Text block =>
--

Full Disclosure:  I am not a religious person and do not recognize any deity, though there is much about life I don't understand and I have to deal with that daily, moment to moment. 

You have raised a truly great and perplexing question that our community all to often is asked to answer: Are you as a creation of life a mistake?  I'm going to respond with a bit rigor here, because I'm loath to entertain emotional pleadings of one sort or another that have little or no basis in fact.

Here's a true fact: There's absolutely no evidence that you or anyone else's creation was a mistake and we don't need to invoke god to have the discussion.  Rather, you and all of the life are created via a set processes and inputs that occur having a certain level of repeatability and uncertainty.  It is intellectually and morally abhorrent to assign correctness or mistakenness to the natural process of procreation in this context.  It's far more honest to accept that some procreation outcomes occur more often than others and each outcome brings with it a set of unique circumstances even given the law of large numbers.  Humanity has written volumes on this subject and yet we still struggle to separate fact from belief.

So it seems as a species we are not well suited to handle uncertainty, and thus, we have created many belief systems and explanation's to account for our discomfort from uncertainty.  One aspect of these attempts to deal with uncertainty has been to give us a belief system that incorporates the existence of a supreme, omnipotent being.  This particular aspect of the human beliefs typically involves surrendering critical thinking at some point in order to create a perceived order to our lives and purposes therein that currently escapes our abilities to reason and know.  This surrender is often referred to as faith, and much of life and its creating seems to occur without any untoward consequences because of these beliefs.  All in all, faith serves us well enough until of course it doesn't, and even just a quick review of history will verify that.

It is not surprising then that whenever a set of circumstances occurs out of the inherent uncertainty and lack of knowledge associated with creation and life itself, e.g. being a transgender person, many try to justify the veracity of their belief system with questions, answers and actions that aren't grounded in fact, rather in faith.  This occurs for two fundamental reasons: 1) Attempting to maintain the belief system, and/or 2) Attempting to leverage the dissonance that the belief system is confronted with for some ulterior outcome.  In either case it would be easy to make these people wrong, but I look in the mirror too often to seriously entertain that thought.

--

Excerpted data =>
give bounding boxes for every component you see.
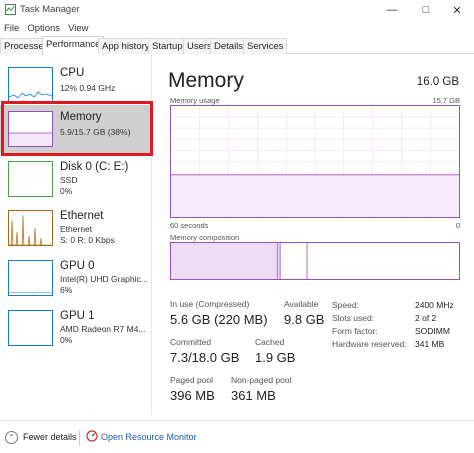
close-button[interactable]: ✕ — [440, 0, 474, 20]
window-title: Task Manager — [20, 4, 80, 15]
spec-form-factor-value: SODIMM — [415, 326, 450, 336]
sidebar-item-detail: AMD Radeon R7 M4... — [60, 324, 146, 334]
menu-options[interactable]: Options — [27, 23, 60, 34]
menu-file[interactable]: File — [4, 23, 19, 34]
spec-hardware-reserved-value: 341 MB — [415, 339, 445, 349]
in-use-label: In use (Compressed) — [170, 299, 250, 309]
menu-view[interactable]: View — [68, 23, 88, 34]
sidebar-item-value: 6% — [60, 285, 73, 295]
available-label: Available — [284, 299, 319, 309]
sidebar-item-value: S: 0 R: 0 Kbps — [60, 235, 115, 245]
resource-monitor-icon — [86, 430, 98, 442]
footer-bar: ⌃ Fewer details Open Resource Monitor — [0, 420, 474, 453]
committed-label: Committed — [170, 337, 212, 347]
sidebar-item-label: CPU — [60, 67, 85, 79]
tab-services[interactable]: Services — [243, 38, 288, 54]
sidebar-item-detail: SSD — [60, 175, 78, 185]
spec-speed-label: Speed: — [332, 300, 359, 310]
time-end-label: 0 — [455, 221, 460, 230]
cpu-thumbnail-graph — [8, 67, 53, 103]
memory-usage-graph — [170, 105, 460, 218]
tab-performance[interactable]: Performance — [42, 36, 105, 55]
sidebar-item-detail: 12% 0.94 GHz — [60, 83, 116, 93]
sidebar-item-label: Disk 0 (C: E:) — [60, 161, 129, 173]
spec-slots-label: Slots used: — [332, 313, 375, 323]
non-paged-pool-value: 361 MB — [231, 388, 276, 403]
tab-details[interactable]: Details — [210, 38, 248, 54]
non-paged-pool-label: Non-paged pool — [231, 375, 292, 385]
highlight-annotation-box — [1, 101, 153, 156]
task-manager-icon — [5, 4, 16, 15]
spec-slots-value: 2 of 2 — [415, 313, 437, 323]
paged-pool-label: Paged pool — [170, 375, 214, 385]
in-use-value: 5.6 GB (220 MB) — [170, 312, 268, 327]
sidebar-item-disk[interactable]: Disk 0 (C: E:) SSD 0% — [0, 155, 150, 203]
spec-hardware-reserved-label: Hardware reserved: — [332, 339, 407, 349]
paged-pool-value: 396 MB — [170, 388, 215, 403]
fewer-details-button[interactable]: Fewer details — [23, 432, 77, 442]
cached-value: 1.9 GB — [255, 350, 296, 365]
sidebar-item-label: GPU 0 — [60, 260, 95, 272]
sidebar-item-label: GPU 1 — [60, 310, 95, 322]
menu-bar: File Options View — [0, 20, 474, 37]
ethernet-thumbnail-graph — [8, 210, 53, 246]
sidebar-item-ethernet[interactable]: Ethernet Ethernet S: 0 R: 0 Kbps — [0, 204, 150, 252]
tab-app-history[interactable]: App history — [98, 38, 154, 54]
title-bar: Task Manager — □ ✕ — [0, 0, 474, 20]
disk-thumbnail-graph — [8, 161, 53, 197]
composition-label: Memory composition — [170, 233, 240, 242]
sidebar-item-gpu1[interactable]: GPU 1 AMD Radeon R7 M4... 0% — [0, 304, 150, 352]
time-span-label: 60 seconds — [170, 221, 209, 230]
gpu0-thumbnail-graph — [8, 260, 53, 296]
open-resource-monitor-link[interactable]: Open Resource Monitor — [101, 432, 197, 442]
spec-form-factor-label: Form factor: — [332, 326, 378, 336]
sidebar-item-detail: Ethernet — [60, 224, 93, 234]
page-title: Memory — [168, 69, 244, 92]
minimize-button[interactable]: — — [375, 0, 409, 20]
sidebar-item-value: 0% — [60, 335, 73, 345]
memory-detail-panel: Memory 16.0 GB Memory usage 15.7 GB 60 s… — [160, 55, 470, 415]
cached-label: Cached — [255, 337, 285, 347]
spec-speed-value: 2400 MHz — [415, 300, 454, 310]
gpu1-thumbnail-graph — [8, 310, 53, 346]
sidebar-item-value: 0% — [60, 186, 73, 196]
sidebar-item-detail: Intel(R) UHD Graphic... — [60, 274, 148, 284]
footer-divider — [79, 430, 80, 446]
sidebar-item-gpu0[interactable]: GPU 0 Intel(R) UHD Graphic... 6% — [0, 254, 150, 302]
memory-composition-bar — [170, 242, 460, 280]
available-value: 9.8 GB — [284, 312, 325, 327]
sidebar-item-label: Ethernet — [60, 210, 104, 222]
usage-graph-max: 15.7 GB — [432, 96, 460, 105]
tab-bar: Processes Performance App history Startu… — [0, 36, 474, 55]
memory-total: 16.0 GB — [416, 76, 459, 88]
chevron-up-icon[interactable]: ⌃ — [5, 431, 18, 444]
maximize-button[interactable]: □ — [409, 0, 443, 20]
tab-startup[interactable]: Startup — [148, 38, 187, 54]
committed-value: 7.3/18.0 GB — [170, 350, 240, 365]
usage-graph-label: Memory usage — [170, 96, 220, 105]
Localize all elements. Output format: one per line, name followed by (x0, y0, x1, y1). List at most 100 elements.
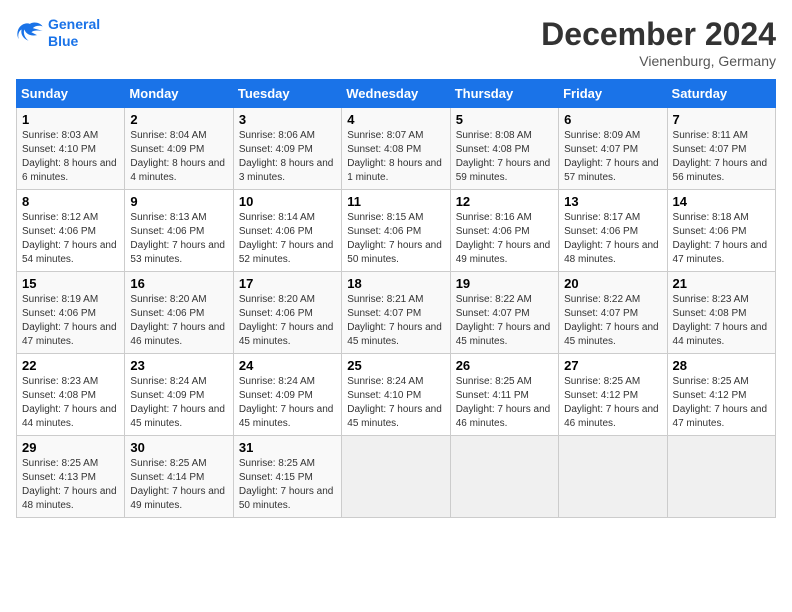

--

Instructions for the task => According to the essay on uncertainty and faith, why have people created so many belief systems and explanations? Reply in one to three sentences. The data is separate from the essay on uncertainty and faith.

Solution for this task => The essay says that as a species we are not well suited to handle uncertainty. We created belief systems and explanations to account for the discomfort that uncertainty causes us.